Task requirements
Write down each entry again, exactly as it reads.

Records shown
════════

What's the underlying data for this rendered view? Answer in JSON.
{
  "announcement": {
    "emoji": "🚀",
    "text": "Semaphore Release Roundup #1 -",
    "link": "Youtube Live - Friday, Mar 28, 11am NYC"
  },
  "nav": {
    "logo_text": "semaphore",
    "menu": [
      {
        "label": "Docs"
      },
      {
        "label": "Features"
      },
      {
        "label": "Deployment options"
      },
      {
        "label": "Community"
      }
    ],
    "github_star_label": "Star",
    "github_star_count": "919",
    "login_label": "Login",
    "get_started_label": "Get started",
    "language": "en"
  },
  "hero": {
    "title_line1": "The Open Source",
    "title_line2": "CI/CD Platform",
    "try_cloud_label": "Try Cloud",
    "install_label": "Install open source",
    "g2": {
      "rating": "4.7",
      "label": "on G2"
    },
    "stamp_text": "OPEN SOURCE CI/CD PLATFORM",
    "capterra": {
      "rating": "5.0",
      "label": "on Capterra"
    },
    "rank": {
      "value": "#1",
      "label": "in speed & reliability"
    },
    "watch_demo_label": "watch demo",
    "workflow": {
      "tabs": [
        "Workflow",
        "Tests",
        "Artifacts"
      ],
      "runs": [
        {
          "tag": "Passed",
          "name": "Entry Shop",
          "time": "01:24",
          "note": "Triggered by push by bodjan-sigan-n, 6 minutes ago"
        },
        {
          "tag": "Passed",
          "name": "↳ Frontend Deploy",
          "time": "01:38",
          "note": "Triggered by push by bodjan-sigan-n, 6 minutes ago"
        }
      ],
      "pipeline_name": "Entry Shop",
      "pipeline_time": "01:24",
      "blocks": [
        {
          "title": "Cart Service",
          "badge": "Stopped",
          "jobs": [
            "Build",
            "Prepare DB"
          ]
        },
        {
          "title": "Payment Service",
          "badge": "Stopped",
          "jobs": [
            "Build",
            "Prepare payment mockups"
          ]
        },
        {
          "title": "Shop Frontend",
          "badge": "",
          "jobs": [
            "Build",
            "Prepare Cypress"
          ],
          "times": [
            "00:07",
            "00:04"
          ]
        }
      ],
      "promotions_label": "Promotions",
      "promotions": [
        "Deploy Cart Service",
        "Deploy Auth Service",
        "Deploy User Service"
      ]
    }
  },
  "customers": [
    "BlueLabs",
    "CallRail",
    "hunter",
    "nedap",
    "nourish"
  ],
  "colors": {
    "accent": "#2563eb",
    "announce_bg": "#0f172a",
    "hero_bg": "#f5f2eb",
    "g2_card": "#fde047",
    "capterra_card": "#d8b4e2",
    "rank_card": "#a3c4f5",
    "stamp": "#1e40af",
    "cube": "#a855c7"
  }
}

════════

Result of the task
What's the underlying data for this rendered view? Answer in JSON.
{
  "announcement": {
    "emoji": "🚀",
    "text": "Semaphore Release Roundup #1 -",
    "link": "Youtube Live - Friday, Mar 28, 11am NYC"
  },
  "nav": {
    "logo_text": "semaphore",
    "menu": [
      {
        "label": "Docs"
      },
      {
        "label": "Features"
      },
      {
        "label": "Deployment options"
      },
      {
        "label": "Community"
      }
    ],
    "github_star_label": "Star",
    "github_star_count": "919",
    "login_label": "Login",
    "get_started_label": "Get started",
    "language": "en"
  },
  "hero": {
    "title_line1": "The Open Source",
    "title_line2": "CI/CD Platform",
    "try_cloud_label": "Try Cloud",
    "install_label": "Install open source",
    "g2": {
      "rating": "4.7",
      "label": "on G2"
    },
    "stamp_text": "OPEN SOURCE CI/CD PLATFORM",
    "capterra": {
      "rating": "5.0",
      "label": "on Capterra"
    },
    "rank": {
      "value": "#1",
      "label": "in speed & reliability"
    },
    "watch_demo_label": "watch demo",
    "workflow": {
      "tabs": [
        "Workflow",
        "Tests",
        "Artifacts"
      ],
      "runs": [
        {
          "tag": "Passed",
          "name": "Entry Shop",
          "time": "01:24",
          "note": "Triggered by push by bodjan-sigan-n, 6 minutes ago"
        },
        {
          "tag": "Passed",
          "name": "↳ Frontend Deploy",
          "time": "01:38",
          "note": "Triggered by push by bodjan-sigan-n, 6 minutes ago"
        }
      ],
      "pipeline_name": "Entry Shop",
      "pipeline_time": "01:24",
      "blocks": [
        {
          "title": "Cart Service",
          "badge": "Stopped",
          "jobs": [
            "Build",
            "Prepare DB"
          ]
        },
        {
          "title": "Payment Service",
          "badge": "Stopped",
          "jobs": [
            "Build",
            "Prepare payment mockups"
          ]
        },
        {
          "title": "Shop Frontend",
          "badge": "",
          "jobs": [
            "Build",
            "Prepare Cypress"
          ],
          "times": [
            "00:07",
            "00:04"
          ]
        }
      ],
      "promotions_label": "Promotions",
      "promotions": [
        "Deploy Cart Service",
        "Deploy Auth Service",
        "Deploy User Service"
      ]
    }
  },
  "customers": [
    "BlueLabs",
    "CallRail",
    "hunter",
    "nedap",
    "nourish"
  ],
  "colors": {
    "accent": "#2563eb",
    "announce_bg": "#0f172a",
    "hero_bg": "#f5f2eb",
    "g2_card": "#fde047",
    "capterra_card": "#d8b4e2",
    "rank_card": "#a3c4f5",
    "stamp": "#1e40af",
    "cube": "#a855c7"
  }
}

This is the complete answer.